What is expected
Bring together all lines of the material below that contain the string "Flex".

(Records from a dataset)
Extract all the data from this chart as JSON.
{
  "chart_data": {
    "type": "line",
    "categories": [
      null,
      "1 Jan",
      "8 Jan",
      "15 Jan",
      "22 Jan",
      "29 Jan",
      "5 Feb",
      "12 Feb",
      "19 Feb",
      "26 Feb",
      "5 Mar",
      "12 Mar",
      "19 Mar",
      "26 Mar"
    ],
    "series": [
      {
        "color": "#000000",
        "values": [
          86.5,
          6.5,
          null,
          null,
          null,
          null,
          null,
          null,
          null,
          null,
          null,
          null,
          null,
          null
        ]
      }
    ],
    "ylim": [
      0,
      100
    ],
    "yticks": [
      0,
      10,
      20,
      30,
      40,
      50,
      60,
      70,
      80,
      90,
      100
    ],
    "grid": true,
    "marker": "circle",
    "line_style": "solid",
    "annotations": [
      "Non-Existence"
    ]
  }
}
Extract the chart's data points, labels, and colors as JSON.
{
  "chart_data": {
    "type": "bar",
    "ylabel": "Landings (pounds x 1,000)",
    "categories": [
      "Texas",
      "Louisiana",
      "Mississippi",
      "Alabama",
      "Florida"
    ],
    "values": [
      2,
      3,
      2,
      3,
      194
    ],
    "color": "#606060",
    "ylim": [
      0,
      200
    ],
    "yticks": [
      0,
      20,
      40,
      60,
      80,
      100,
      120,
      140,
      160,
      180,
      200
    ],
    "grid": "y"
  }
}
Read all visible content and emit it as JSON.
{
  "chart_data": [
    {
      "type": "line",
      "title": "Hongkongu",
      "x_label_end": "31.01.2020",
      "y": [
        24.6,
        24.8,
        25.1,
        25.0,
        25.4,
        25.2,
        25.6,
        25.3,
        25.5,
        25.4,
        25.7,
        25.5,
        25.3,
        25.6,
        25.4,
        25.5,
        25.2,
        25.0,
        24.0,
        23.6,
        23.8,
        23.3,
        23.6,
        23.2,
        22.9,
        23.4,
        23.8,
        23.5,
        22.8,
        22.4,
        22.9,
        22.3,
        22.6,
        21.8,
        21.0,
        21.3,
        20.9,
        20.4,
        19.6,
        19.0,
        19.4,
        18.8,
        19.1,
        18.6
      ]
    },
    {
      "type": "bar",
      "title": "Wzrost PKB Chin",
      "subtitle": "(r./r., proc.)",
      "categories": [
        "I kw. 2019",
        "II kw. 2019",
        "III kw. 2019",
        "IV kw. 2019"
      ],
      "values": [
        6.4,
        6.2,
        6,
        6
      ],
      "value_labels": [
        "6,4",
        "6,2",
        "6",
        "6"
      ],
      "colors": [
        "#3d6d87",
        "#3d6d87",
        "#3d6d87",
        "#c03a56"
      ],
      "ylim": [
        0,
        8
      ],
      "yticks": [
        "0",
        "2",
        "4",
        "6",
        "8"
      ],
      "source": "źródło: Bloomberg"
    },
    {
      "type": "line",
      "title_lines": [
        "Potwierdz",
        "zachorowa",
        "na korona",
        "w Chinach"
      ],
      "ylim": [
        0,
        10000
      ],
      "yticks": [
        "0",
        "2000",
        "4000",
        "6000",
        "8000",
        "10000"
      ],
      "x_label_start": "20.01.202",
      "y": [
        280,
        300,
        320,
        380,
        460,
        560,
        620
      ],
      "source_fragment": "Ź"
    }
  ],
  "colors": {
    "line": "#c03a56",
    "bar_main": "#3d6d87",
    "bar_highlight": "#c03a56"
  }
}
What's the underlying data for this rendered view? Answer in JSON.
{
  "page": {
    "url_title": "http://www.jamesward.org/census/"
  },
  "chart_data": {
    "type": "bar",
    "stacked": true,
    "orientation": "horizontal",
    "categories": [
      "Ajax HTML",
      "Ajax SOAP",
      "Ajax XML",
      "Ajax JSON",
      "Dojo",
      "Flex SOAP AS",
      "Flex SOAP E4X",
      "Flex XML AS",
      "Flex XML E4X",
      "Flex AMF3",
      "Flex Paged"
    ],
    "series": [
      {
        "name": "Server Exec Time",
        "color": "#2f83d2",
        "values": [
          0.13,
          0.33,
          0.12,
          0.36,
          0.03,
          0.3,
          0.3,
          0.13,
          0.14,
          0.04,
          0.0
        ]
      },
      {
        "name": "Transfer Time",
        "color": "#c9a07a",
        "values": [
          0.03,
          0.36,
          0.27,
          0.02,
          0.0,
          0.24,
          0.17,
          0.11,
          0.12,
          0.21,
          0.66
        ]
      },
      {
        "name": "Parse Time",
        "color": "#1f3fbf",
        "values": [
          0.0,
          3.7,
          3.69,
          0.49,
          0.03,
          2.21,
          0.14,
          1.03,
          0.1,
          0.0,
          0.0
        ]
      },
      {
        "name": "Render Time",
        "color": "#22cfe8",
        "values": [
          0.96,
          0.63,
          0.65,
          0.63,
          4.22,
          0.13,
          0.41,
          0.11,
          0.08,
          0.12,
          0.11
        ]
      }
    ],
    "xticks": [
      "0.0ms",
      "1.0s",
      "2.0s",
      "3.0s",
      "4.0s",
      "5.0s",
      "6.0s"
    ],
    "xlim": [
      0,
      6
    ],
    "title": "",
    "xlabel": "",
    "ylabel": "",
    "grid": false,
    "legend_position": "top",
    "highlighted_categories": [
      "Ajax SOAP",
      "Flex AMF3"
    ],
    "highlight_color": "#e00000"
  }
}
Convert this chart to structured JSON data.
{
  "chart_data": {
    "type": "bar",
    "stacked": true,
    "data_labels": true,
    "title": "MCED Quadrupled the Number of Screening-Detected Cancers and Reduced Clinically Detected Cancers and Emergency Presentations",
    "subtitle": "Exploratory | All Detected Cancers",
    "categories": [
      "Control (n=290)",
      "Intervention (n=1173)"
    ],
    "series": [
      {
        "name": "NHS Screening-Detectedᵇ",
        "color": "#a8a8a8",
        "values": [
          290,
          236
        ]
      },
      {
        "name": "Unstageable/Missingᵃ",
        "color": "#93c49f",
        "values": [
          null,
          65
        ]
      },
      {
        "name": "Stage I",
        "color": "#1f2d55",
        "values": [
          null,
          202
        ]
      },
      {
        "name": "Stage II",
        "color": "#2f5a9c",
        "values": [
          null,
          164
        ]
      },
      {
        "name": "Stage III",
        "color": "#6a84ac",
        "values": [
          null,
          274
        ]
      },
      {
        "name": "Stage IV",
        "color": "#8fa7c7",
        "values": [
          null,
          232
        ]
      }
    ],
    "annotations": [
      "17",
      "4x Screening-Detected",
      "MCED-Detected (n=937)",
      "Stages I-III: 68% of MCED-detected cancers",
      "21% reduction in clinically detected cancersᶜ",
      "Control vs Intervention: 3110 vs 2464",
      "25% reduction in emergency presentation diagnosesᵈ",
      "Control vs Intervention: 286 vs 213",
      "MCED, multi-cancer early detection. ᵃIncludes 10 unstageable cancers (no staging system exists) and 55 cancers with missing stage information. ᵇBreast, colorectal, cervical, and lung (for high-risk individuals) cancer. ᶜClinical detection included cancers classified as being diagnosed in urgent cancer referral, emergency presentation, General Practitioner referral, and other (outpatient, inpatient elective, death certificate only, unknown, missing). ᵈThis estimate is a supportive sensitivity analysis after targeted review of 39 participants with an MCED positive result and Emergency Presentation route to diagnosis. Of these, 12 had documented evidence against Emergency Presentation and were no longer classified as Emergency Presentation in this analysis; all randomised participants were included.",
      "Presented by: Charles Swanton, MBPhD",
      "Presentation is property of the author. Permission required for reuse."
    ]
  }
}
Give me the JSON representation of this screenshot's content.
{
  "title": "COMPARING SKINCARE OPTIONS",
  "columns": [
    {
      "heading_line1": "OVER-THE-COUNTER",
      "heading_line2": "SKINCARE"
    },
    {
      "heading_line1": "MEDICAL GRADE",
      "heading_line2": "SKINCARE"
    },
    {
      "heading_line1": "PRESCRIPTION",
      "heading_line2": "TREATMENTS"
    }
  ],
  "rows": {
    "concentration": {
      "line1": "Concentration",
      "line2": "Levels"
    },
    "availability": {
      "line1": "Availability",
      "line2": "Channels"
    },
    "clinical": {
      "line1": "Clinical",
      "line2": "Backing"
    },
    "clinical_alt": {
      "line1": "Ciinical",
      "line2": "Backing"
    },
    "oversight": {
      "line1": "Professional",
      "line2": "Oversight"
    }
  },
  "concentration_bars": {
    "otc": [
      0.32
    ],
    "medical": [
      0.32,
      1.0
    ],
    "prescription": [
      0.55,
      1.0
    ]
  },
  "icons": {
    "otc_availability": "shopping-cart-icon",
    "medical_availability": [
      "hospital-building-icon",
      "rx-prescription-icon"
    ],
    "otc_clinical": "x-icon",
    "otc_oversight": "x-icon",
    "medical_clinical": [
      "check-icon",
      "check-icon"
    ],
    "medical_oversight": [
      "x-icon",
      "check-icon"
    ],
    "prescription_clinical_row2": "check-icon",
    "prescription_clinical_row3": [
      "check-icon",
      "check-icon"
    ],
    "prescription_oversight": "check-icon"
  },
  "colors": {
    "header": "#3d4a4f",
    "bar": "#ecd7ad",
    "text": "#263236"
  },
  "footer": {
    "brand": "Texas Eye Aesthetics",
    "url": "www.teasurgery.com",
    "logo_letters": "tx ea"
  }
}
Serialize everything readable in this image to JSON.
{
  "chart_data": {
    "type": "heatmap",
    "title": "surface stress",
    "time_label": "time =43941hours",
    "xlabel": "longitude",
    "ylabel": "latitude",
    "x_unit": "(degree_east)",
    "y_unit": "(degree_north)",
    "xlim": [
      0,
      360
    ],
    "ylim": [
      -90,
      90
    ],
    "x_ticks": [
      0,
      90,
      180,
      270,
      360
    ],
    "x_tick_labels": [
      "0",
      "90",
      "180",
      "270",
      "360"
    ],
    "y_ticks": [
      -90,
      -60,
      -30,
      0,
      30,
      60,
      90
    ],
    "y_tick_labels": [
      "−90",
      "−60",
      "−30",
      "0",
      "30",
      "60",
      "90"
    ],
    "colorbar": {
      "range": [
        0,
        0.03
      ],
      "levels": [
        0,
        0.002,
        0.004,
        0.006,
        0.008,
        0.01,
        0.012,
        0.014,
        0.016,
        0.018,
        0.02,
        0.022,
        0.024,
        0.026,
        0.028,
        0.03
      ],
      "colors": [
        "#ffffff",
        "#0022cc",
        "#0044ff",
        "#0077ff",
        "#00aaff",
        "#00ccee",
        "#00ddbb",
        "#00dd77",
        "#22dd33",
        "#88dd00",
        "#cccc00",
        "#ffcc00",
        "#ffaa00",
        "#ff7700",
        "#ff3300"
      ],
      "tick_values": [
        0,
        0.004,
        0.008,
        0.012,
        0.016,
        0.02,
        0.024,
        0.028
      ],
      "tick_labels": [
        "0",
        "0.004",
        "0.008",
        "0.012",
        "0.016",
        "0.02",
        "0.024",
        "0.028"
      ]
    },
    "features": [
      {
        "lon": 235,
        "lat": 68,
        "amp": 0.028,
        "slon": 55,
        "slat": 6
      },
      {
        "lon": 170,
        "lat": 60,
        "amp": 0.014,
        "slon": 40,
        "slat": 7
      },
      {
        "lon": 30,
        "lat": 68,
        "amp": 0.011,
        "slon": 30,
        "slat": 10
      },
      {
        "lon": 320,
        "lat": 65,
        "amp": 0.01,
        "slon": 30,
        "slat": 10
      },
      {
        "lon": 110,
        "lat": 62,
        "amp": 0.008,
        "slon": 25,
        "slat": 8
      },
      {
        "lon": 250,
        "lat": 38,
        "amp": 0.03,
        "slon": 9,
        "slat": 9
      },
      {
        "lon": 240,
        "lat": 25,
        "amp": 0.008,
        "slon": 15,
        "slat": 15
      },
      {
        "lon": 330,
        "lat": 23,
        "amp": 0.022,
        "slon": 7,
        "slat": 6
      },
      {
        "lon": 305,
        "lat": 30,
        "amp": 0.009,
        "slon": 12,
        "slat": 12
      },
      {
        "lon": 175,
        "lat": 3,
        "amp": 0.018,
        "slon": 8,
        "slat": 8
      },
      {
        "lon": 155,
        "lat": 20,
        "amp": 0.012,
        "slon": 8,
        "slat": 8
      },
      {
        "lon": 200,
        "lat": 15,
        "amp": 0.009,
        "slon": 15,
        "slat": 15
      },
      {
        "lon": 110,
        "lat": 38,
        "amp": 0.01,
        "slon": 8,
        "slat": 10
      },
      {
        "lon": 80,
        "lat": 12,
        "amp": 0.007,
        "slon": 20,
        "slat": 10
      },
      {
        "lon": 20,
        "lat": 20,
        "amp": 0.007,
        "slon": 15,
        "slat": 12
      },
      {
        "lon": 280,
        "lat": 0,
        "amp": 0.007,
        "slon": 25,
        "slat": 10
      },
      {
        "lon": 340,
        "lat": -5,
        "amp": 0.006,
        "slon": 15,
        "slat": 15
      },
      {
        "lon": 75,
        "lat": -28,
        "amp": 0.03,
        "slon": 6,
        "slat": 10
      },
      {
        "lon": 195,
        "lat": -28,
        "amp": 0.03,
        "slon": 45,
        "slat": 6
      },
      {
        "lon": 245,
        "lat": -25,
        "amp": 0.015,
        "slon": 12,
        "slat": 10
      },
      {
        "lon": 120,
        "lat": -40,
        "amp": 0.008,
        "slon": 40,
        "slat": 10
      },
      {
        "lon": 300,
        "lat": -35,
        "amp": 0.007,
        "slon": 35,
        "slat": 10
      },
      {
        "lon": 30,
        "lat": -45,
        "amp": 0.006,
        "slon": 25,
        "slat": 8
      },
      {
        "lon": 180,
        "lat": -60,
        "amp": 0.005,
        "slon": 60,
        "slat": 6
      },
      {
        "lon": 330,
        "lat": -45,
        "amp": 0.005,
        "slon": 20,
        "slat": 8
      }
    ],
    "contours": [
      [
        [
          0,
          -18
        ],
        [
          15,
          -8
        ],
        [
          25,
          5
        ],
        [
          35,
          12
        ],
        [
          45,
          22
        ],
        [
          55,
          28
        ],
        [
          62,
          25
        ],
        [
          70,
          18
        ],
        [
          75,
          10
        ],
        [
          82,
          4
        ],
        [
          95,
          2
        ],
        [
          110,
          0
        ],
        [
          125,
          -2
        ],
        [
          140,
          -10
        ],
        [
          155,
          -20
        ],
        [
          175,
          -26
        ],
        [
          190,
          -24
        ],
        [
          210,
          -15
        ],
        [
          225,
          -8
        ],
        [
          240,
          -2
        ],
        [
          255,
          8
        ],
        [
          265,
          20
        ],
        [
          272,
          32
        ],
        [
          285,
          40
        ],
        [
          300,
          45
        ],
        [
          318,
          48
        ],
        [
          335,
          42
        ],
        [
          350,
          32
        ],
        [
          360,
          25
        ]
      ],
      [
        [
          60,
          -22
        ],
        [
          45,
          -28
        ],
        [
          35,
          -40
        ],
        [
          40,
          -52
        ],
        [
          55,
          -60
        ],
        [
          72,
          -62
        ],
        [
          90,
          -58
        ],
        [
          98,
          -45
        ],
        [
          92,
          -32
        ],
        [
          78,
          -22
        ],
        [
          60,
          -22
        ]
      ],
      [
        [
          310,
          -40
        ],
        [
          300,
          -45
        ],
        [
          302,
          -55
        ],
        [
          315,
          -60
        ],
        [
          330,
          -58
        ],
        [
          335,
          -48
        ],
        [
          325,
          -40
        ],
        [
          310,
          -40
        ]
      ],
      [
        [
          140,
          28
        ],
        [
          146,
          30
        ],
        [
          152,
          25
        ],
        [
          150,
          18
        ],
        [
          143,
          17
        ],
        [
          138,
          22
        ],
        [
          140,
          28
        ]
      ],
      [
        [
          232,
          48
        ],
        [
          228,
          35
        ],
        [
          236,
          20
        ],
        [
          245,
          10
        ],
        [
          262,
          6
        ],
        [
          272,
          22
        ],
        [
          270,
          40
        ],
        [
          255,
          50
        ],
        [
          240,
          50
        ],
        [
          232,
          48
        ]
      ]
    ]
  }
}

Exercise output
      "Flex SOAP AS",
      "Flex SOAP E4X",
      "Flex XML AS",
      "Flex XML E4X",
      "Flex AMF3",
      "Flex Paged"
      "Flex AMF3"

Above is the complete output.